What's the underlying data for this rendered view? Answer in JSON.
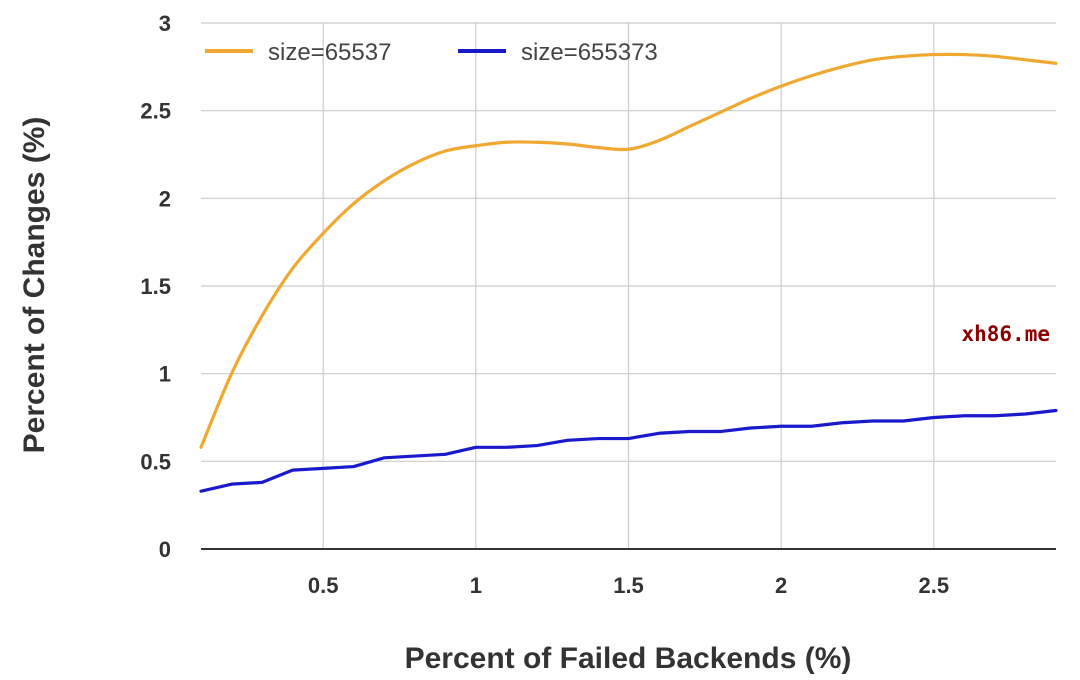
{
  "chart_data": {
    "type": "line",
    "xlabel": "Percent of Failed Backends (%)",
    "ylabel": "Percent of Changes (%)",
    "xlim": [
      0.1,
      2.9
    ],
    "ylim": [
      0,
      3
    ],
    "x_ticks": [
      0.5,
      1,
      1.5,
      2,
      2.5
    ],
    "x_tick_labels": [
      "0.5",
      "1",
      "1.5",
      "2",
      "2.5"
    ],
    "y_ticks": [
      0,
      0.5,
      1,
      1.5,
      2,
      2.5,
      3
    ],
    "y_tick_labels": [
      "0",
      "0.5",
      "1",
      "1.5",
      "2",
      "2.5",
      "3"
    ],
    "grid": true,
    "legend_position": "top-left",
    "series": [
      {
        "name": "size=65537",
        "color": "#f0a830",
        "x": [
          0.1,
          0.2,
          0.3,
          0.4,
          0.5,
          0.6,
          0.7,
          0.8,
          0.9,
          1.0,
          1.1,
          1.2,
          1.3,
          1.4,
          1.5,
          1.6,
          1.7,
          1.8,
          1.9,
          2.0,
          2.1,
          2.2,
          2.3,
          2.4,
          2.5,
          2.6,
          2.7,
          2.8,
          2.9
        ],
        "y": [
          0.58,
          1.0,
          1.33,
          1.6,
          1.8,
          1.97,
          2.1,
          2.2,
          2.27,
          2.3,
          2.32,
          2.32,
          2.31,
          2.29,
          2.28,
          2.33,
          2.41,
          2.49,
          2.57,
          2.64,
          2.7,
          2.75,
          2.79,
          2.81,
          2.82,
          2.82,
          2.81,
          2.79,
          2.77
        ]
      },
      {
        "name": "size=655373",
        "color": "#1a1acd",
        "x": [
          0.1,
          0.2,
          0.3,
          0.4,
          0.5,
          0.6,
          0.7,
          0.8,
          0.9,
          1.0,
          1.1,
          1.2,
          1.3,
          1.4,
          1.5,
          1.6,
          1.7,
          1.8,
          1.9,
          2.0,
          2.1,
          2.2,
          2.3,
          2.4,
          2.5,
          2.6,
          2.7,
          2.8,
          2.9
        ],
        "y": [
          0.33,
          0.37,
          0.38,
          0.45,
          0.46,
          0.47,
          0.52,
          0.53,
          0.54,
          0.58,
          0.58,
          0.59,
          0.62,
          0.63,
          0.63,
          0.66,
          0.67,
          0.67,
          0.69,
          0.7,
          0.7,
          0.72,
          0.73,
          0.73,
          0.75,
          0.76,
          0.76,
          0.77,
          0.79
        ]
      }
    ]
  },
  "watermark": "xh86.me"
}
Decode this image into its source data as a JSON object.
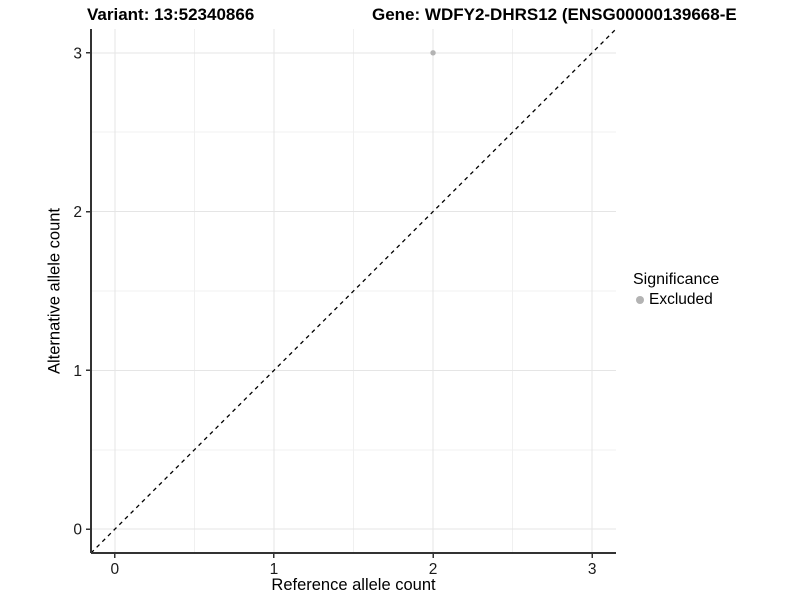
{
  "figure": {
    "titles": {
      "variant": "Variant: 13:52340866",
      "gene": "Gene: WDFY2-DHRS12 (ENSG00000139668-E"
    },
    "colors": {
      "background": "#ffffff",
      "text": "#000000",
      "tick_text": "#1a1a1a",
      "axis_line": "#333333",
      "grid_major": "#e5e5e5",
      "grid_minor": "#f0f0f0",
      "point": "#b3b3b3",
      "reference_line": "#000000"
    }
  },
  "chart_data": {
    "type": "scatter",
    "title": "",
    "xlabel": "Reference allele count",
    "ylabel": "Alternative allele count",
    "xlim": [
      -0.15,
      3.15
    ],
    "ylim": [
      -0.15,
      3.15
    ],
    "x_ticks": [
      0,
      1,
      2,
      3
    ],
    "y_ticks": [
      0,
      1,
      2,
      3
    ],
    "grid": "major+minor",
    "reference_line": {
      "type": "identity y=x",
      "style": "dashed",
      "color": "#000000"
    },
    "series": [
      {
        "name": "Excluded",
        "color": "#b3b3b3",
        "points": [
          {
            "x": 2,
            "y": 3
          }
        ]
      }
    ],
    "legend": {
      "title": "Significance",
      "position": "right",
      "items": [
        {
          "label": "Excluded",
          "color": "#b3b3b3"
        }
      ]
    }
  }
}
-- -- --
--- Exercise task ---
Go through the entries above and output them exactly, without pictures.

--- Result ---
What's the underlying data for this rendered view? Answer in JSON.
{
  "chart_data": {
    "type": "line",
    "xlabel": "Percent of Failed Backends (%)",
    "ylabel": "Percent of Changes (%)",
    "xlim": [
      0.1,
      2.9
    ],
    "ylim": [
      0,
      3
    ],
    "x_ticks": [
      0.5,
      1,
      1.5,
      2,
      2.5
    ],
    "x_tick_labels": [
      "0.5",
      "1",
      "1.5",
      "2",
      "2.5"
    ],
    "y_ticks": [
      0,
      0.5,
      1,
      1.5,
      2,
      2.5,
      3
    ],
    "y_tick_labels": [
      "0",
      "0.5",
      "1",
      "1.5",
      "2",
      "2.5",
      "3"
    ],
    "grid": true,
    "legend_position": "top-left",
    "series": [
      {
        "name": "size=65537",
        "color": "#f0a830",
        "x": [
          0.1,
          0.2,
          0.3,
          0.4,
          0.5,
          0.6,
          0.7,
          0.8,
          0.9,
          1.0,
          1.1,
          1.2,
          1.3,
          1.4,
          1.5,
          1.6,
          1.7,
          1.8,
          1.9,
          2.0,
          2.1,
          2.2,
          2.3,
          2.4,
          2.5,
          2.6,
          2.7,
          2.8,
          2.9
        ],
        "y": [
          0.58,
          1.0,
          1.33,
          1.6,
          1.8,
          1.97,
          2.1,
          2.2,
          2.27,
          2.3,
          2.32,
          2.32,
          2.31,
          2.29,
          2.28,
          2.33,
          2.41,
          2.49,
          2.57,
          2.64,
          2.7,
          2.75,
          2.79,
          2.81,
          2.82,
          2.82,
          2.81,
          2.79,
          2.77
        ]
      },
      {
        "name": "size=655373",
        "color": "#1a1acd",
        "x": [
          0.1,
          0.2,
          0.3,
          0.4,
          0.5,
          0.6,
          0.7,
          0.8,
          0.9,
          1.0,
          1.1,
          1.2,
          1.3,
          1.4,
          1.5,
          1.6,
          1.7,
          1.8,
          1.9,
          2.0,
          2.1,
          2.2,
          2.3,
          2.4,
          2.5,
          2.6,
          2.7,
          2.8,
          2.9
        ],
        "y": [
          0.33,
          0.37,
          0.38,
          0.45,
          0.46,
          0.47,
          0.52,
          0.53,
          0.54,
          0.58,
          0.58,
          0.59,
          0.62,
          0.63,
          0.63,
          0.66,
          0.67,
          0.67,
          0.69,
          0.7,
          0.7,
          0.72,
          0.73,
          0.73,
          0.75,
          0.76,
          0.76,
          0.77,
          0.79
        ]
      }
    ]
  },
  "watermark": "xh86.me"
}
Decode this image into its source data as a JSON object.
{
  "figure": {
    "titles": {
      "variant": "Variant: 13:52340866",
      "gene": "Gene: WDFY2-DHRS12 (ENSG00000139668-E"
    },
    "colors": {
      "background": "#ffffff",
      "text": "#000000",
      "tick_text": "#1a1a1a",
      "axis_line": "#333333",
      "grid_major": "#e5e5e5",
      "grid_minor": "#f0f0f0",
      "point": "#b3b3b3",
      "reference_line": "#000000"
    }
  },
  "chart_data": {
    "type": "scatter",
    "title": "",
    "xlabel": "Reference allele count",
    "ylabel": "Alternative allele count",
    "xlim": [
      -0.15,
      3.15
    ],
    "ylim": [
      -0.15,
      3.15
    ],
    "x_ticks": [
      0,
      1,
      2,
      3
    ],
    "y_ticks": [
      0,
      1,
      2,
      3
    ],
    "grid": "major+minor",
    "reference_line": {
      "type": "identity y=x",
      "style": "dashed",
      "color": "#000000"
    },
    "series": [
      {
        "name": "Excluded",
        "color": "#b3b3b3",
        "points": [
          {
            "x": 2,
            "y": 3
          }
        ]
      }
    ],
    "legend": {
      "title": "Significance",
      "position": "right",
      "items": [
        {
          "label": "Excluded",
          "color": "#b3b3b3"
        }
      ]
    }
  }
}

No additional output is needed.